Text zum Lesen
# trial im taunus



## -=:trialsMAX:=- (1. Juli 2009)

moin jungs. Ihr seid ja öfters im Taunus unterwegs.
was ich suche, ist eine trainingsmöglichkeit im Taunus für mich als trialer.
also helft mir 

*Was suche ich?*
Felsen in jeder form. am besten gaaanz viele in versch. höhen, meinetwegen mitten im wald. auch wenn ihr denkt das es unmöglcih zu fahren is, bitte trotzdem mal kurz hier reinschreiben. (fahre auch internationale wettk. mit, such sehr anspruchvolle sachen)

ich suche halt einen sehr anspruchvollen naturspot in meiner nähe und ich bin überzeugt das es irgendwo im oder um den taunus sowas gibt. z.B. Königstein, kronberg, fischbach, etc. da könnte es echt gute sachen geben.

*wo sollten sie sein?*
egal, hauptsache es besteht in der nähe irgendwo die möglcihkeit zu parken
kann zwar mitm trialbike auch n stückche fahren, aber halt keine halbe stunde......

*warum schreibe ich das hier rein?*
ich suche n guten naturspot in der nähe von mir (felsenmeer is zwar geil, aber zu weit weg für unter der woche z.B.)
ihr fahrt ja durhc wald, und seht auch was um euch rum is, ich habe nicht die möglcihkeit.....naja ihr wisst ja kein sattel nur einen gang usw.....

danke.
Max


----------



## dschugaschwili (1. Juli 2009)

im taunus darf man nur auf den wegen radfahren. das gilt auch für trialer.
und seid freundlich zu den anderen erholungssuchenden...

wenn du straffrei in die wildnis eintauchen möchtest, empfehle ich einen
trialharvester.


----------



## MTB-News.de




----------



## -=:trialsMAX:=- (2. Juli 2009)

dschugaschwili schrieb:


> im taunus darf man nur auf den wegen radfahren. das gilt auch für trialer.
> und seid freundlich zu den anderen erholungssuchenden...
> 
> wenn du straffrei in die wildnis eintauchen möchtest, empfehle ich einen
> trialharvester.



danke für die belehrung papi. what the hell isn trialharvester?

hat jem. noch was konstruktives beizutragen?


----------



## --bikerider-- (2. Juli 2009)

nein dazu fällt mir nichts mehr ein


----------



## Torpedo64 (2. Juli 2009)

Am besten fährst du hoch aufm Parkplatz vom Feldi. Da gibts paar Steine, wo man rumhospeln kann...


----------



## -=:trialsMAX:=- (7. Juli 2009)

Torpedo64 schrieb:


> Am besten fährst du hoch aufm Parkplatz vom Feldi. Da gibts paar Steine, wo man rumhospeln kann...



......wenn du wüsstest.......

Gespeicherte Datensatzeinträge:
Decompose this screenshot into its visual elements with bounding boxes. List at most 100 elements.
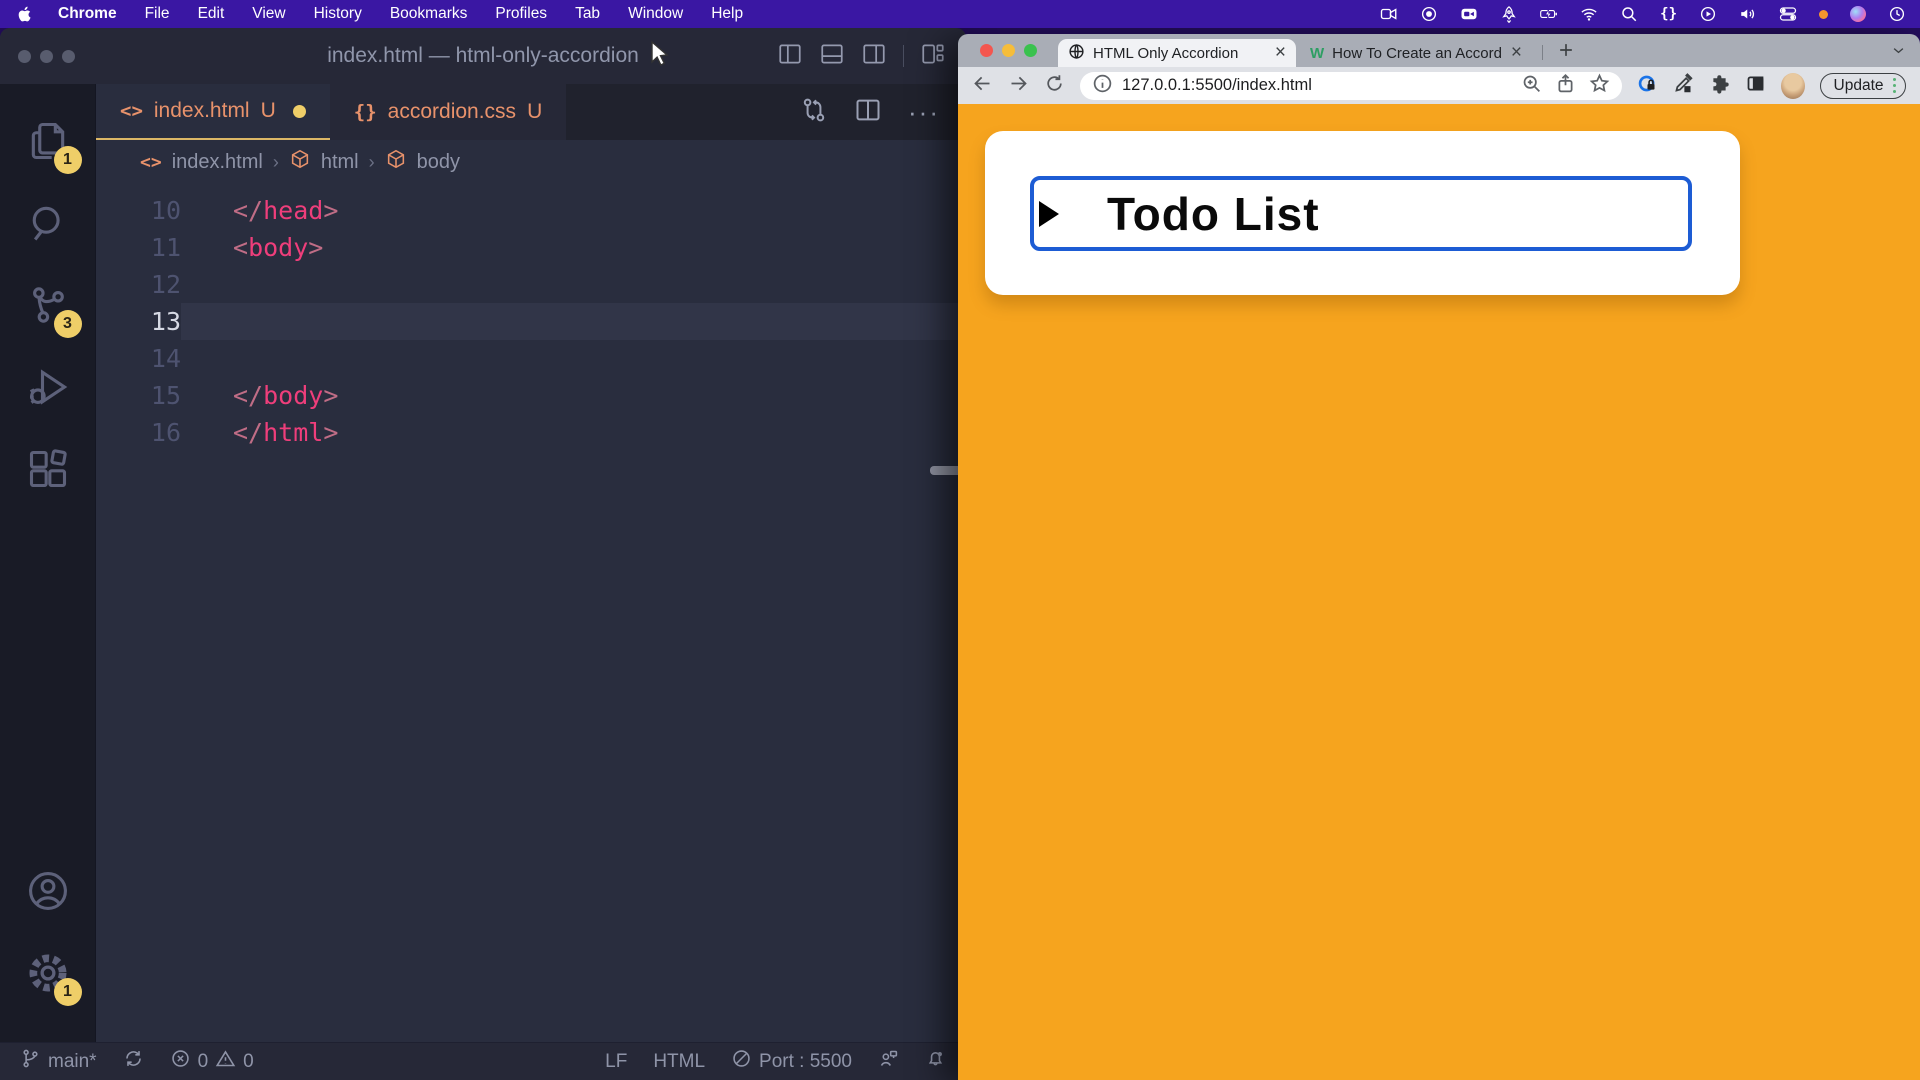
code-line-14[interactable]: 14 — [96, 340, 966, 377]
menu-chrome[interactable]: Chrome — [44, 5, 131, 22]
zoom-icon[interactable] — [1521, 73, 1542, 99]
sidebar-item-settings[interactable]: 1 — [0, 934, 96, 1016]
menu-history[interactable]: History — [300, 5, 376, 22]
reload-button[interactable] — [1044, 73, 1065, 99]
site-info-icon[interactable] — [1092, 73, 1113, 99]
bookmark-star-icon[interactable] — [1589, 73, 1610, 99]
line-content[interactable] — [181, 340, 966, 377]
accordion-summary[interactable]: Todo List — [1030, 176, 1692, 251]
side-panel-icon[interactable] — [1745, 73, 1766, 99]
menu-dots-icon[interactable] — [1893, 78, 1897, 94]
forward-button[interactable] — [1008, 73, 1029, 99]
record-icon[interactable] — [1420, 5, 1438, 23]
url-text[interactable]: 127.0.0.1:5500/index.html — [1122, 76, 1512, 95]
menu-edit[interactable]: Edit — [184, 5, 239, 22]
volume-icon[interactable] — [1739, 5, 1757, 23]
minimize-window-button[interactable] — [1002, 44, 1015, 57]
status-eol[interactable]: LF — [605, 1051, 627, 1073]
update-chrome-button[interactable]: Update — [1820, 73, 1906, 99]
line-content[interactable]: </body> — [181, 377, 966, 414]
wifi-icon[interactable] — [1580, 5, 1598, 23]
sidebar-item-search[interactable] — [0, 184, 96, 266]
menu-file[interactable]: File — [131, 5, 184, 22]
breadcrumb-file[interactable]: index.html — [172, 151, 263, 174]
profile-avatar[interactable] — [1781, 73, 1805, 99]
battery-icon[interactable] — [1540, 5, 1558, 23]
close-tab-icon[interactable]: × — [1511, 45, 1522, 61]
play-circle-icon[interactable] — [1699, 5, 1717, 23]
sidebar-item-explorer[interactable]: 1 — [0, 102, 96, 184]
new-tab-button[interactable] — [1556, 40, 1576, 65]
status-live-server-port[interactable]: Port : 5500 — [731, 1048, 852, 1075]
menu-window[interactable]: Window — [614, 5, 697, 22]
color-picker-extension-icon[interactable] — [1673, 73, 1694, 99]
debug-icon — [26, 365, 70, 414]
code-line-12[interactable]: 12 — [96, 266, 966, 303]
code-line-11[interactable]: 11<body> — [96, 229, 966, 266]
vscode-title-bar[interactable]: index.html — html-only-accordion — [0, 28, 966, 84]
browser-tab-how-to-create-accordion[interactable]: W How To Create an Accordion × — [1300, 39, 1532, 67]
line-content[interactable] — [181, 303, 966, 340]
share-icon[interactable] — [1555, 73, 1576, 99]
accordion-card: Todo List — [985, 131, 1740, 295]
toggle-panel-bottom-icon[interactable] — [819, 41, 845, 72]
toggle-panel-right-icon[interactable] — [861, 41, 887, 72]
line-content[interactable]: </html> — [181, 414, 966, 451]
split-editor-icon[interactable] — [854, 96, 882, 129]
code-line-13[interactable]: 13 — [96, 303, 966, 340]
close-window-button[interactable] — [980, 44, 993, 57]
menu-tab[interactable]: Tab — [561, 5, 614, 22]
clock-icon[interactable] — [1888, 5, 1906, 23]
details-marker-triangle-icon[interactable] — [1039, 201, 1059, 227]
status-sync[interactable] — [123, 1048, 144, 1075]
close-tab-icon[interactable]: × — [1275, 45, 1286, 61]
apple-logo-icon[interactable] — [16, 5, 34, 23]
sidebar-item-extensions[interactable] — [0, 430, 96, 512]
braces-icon[interactable]: {} — [1660, 6, 1677, 22]
code-line-16[interactable]: 16</html> — [96, 414, 966, 451]
extension-lock-icon[interactable] — [1637, 73, 1658, 99]
address-bar[interactable]: 127.0.0.1:5500/index.html — [1080, 72, 1622, 100]
sidebar-item-source-control[interactable]: 3 — [0, 266, 96, 348]
chrome-traffic-lights[interactable] — [980, 44, 1037, 57]
customize-layout-icon[interactable] — [920, 41, 946, 72]
tab-search-chevron-icon[interactable] — [1891, 43, 1906, 63]
open-changes-icon[interactable] — [800, 96, 828, 129]
menu-profiles[interactable]: Profiles — [481, 5, 561, 22]
editor-tab-index-html[interactable]: <> index.html U — [96, 84, 330, 140]
unsaved-dot[interactable] — [293, 105, 306, 118]
line-content[interactable] — [181, 266, 966, 303]
html-file-icon: <> — [140, 152, 162, 173]
zoom-window-button[interactable] — [1024, 44, 1037, 57]
toggle-panel-left-icon[interactable] — [777, 41, 803, 72]
editor-tab-accordion-css[interactable]: {} accordion.css U — [330, 84, 566, 140]
siri-icon[interactable] — [1850, 6, 1866, 22]
menu-help[interactable]: Help — [697, 5, 757, 22]
status-problems[interactable]: 0 0 — [170, 1048, 254, 1075]
sidebar-item-run-debug[interactable] — [0, 348, 96, 430]
menu-view[interactable]: View — [238, 5, 299, 22]
line-content[interactable]: </head> — [181, 192, 966, 229]
status-branch[interactable]: main* — [20, 1048, 97, 1075]
menu-bookmarks[interactable]: Bookmarks — [376, 5, 482, 22]
browser-tab-html-only-accordion[interactable]: HTML Only Accordion × — [1058, 39, 1296, 67]
video-camera-icon[interactable] — [1380, 5, 1398, 23]
recording-dot-icon[interactable] — [1819, 10, 1828, 19]
extensions-puzzle-icon[interactable] — [1709, 73, 1730, 99]
search-icon[interactable] — [1620, 5, 1638, 23]
code-editor[interactable]: 10</head>11<body>12131415</body>16</html… — [96, 184, 966, 1042]
code-line-10[interactable]: 10</head> — [96, 192, 966, 229]
line-content[interactable]: <body> — [181, 229, 966, 266]
status-notifications[interactable] — [925, 1048, 946, 1075]
control-center-icon[interactable] — [1779, 5, 1797, 23]
breadcrumb-body[interactable]: body — [417, 151, 460, 174]
sidebar-item-account[interactable] — [0, 852, 96, 934]
code-line-15[interactable]: 15</body> — [96, 377, 966, 414]
breadcrumb-html[interactable]: html — [321, 151, 359, 174]
video-filled-icon[interactable] — [1460, 5, 1478, 23]
rocket-icon[interactable] — [1500, 5, 1518, 23]
status-remote[interactable] — [878, 1048, 899, 1075]
back-button[interactable] — [972, 73, 993, 99]
status-language[interactable]: HTML — [653, 1051, 705, 1073]
more-actions-icon[interactable]: ··· — [908, 107, 940, 117]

Die Aufgabe
Schreibe den Forenthread über Trialspots im Taunus im Anschluss an seinen letzten Beitrag weiter. Die Zeilen spielen hierfür keine Rolle.

Lösung
danke an die beiden jungs, die mir eine PN geschrieben habe, welche ich auch ernst nehmen kann und wirklich intressiert sind auch andere radsportler zu unterstützen 

Zu den anderen drei Kommentaren kann ich leider nur sagen, dass es genau das ist, was ich erwartet habe.........nix.


----------



## Hopi (7. Juli 2009)

entspann dich mal wieder, die Aussage vom Torpedo war in so weit richtig das es einer der wenigen Plätze ist, die man von einem Parkplatz schnell erreichen kann. Die andern Antworten  waren Sinnfrei, da muss ich Dir Recht geben.


----------



## mohrstefan (10. Juli 2009)

Taunus, Feldberg, Fuchstans,Alter,König, Falkenstein,Opel,Trail


----------



## sod (11. Juli 2009)

mohrstefan schrieb:


> Taunus, Feldberg, Fuchstans,Alter,König, Falkenstein,Opel,Trail


Und du bist der menschliche Spambot?
Oder wolltest du uns irgendwas sagen?


----------



## botze (13. Juli 2009)

Auf dem Viktoriatempel-Trail kommt man an einigen Felsen vorbei, die meiner Meinung nach auch Trial-würdig sind.


----------



## Lucafabian (13. Juli 2009)

wenn nicht zu weit ist...am hühnerberg


----------



## MTB-News.de




----------



## Roldan (13. Juli 2009)

Servus,hey Bikerider mit wo habt ihr das Enduro-Trail Video gedreht? Wo liegt der Trail? Würde ich mir gerne anschauen.
Gruß Roldan


----------



## mohrstefan (31. Oktober 2009)

Die Trails sind sauber,(WEGE)
Dank , der Stadt


----------



## --bikerider-- (31. Oktober 2009)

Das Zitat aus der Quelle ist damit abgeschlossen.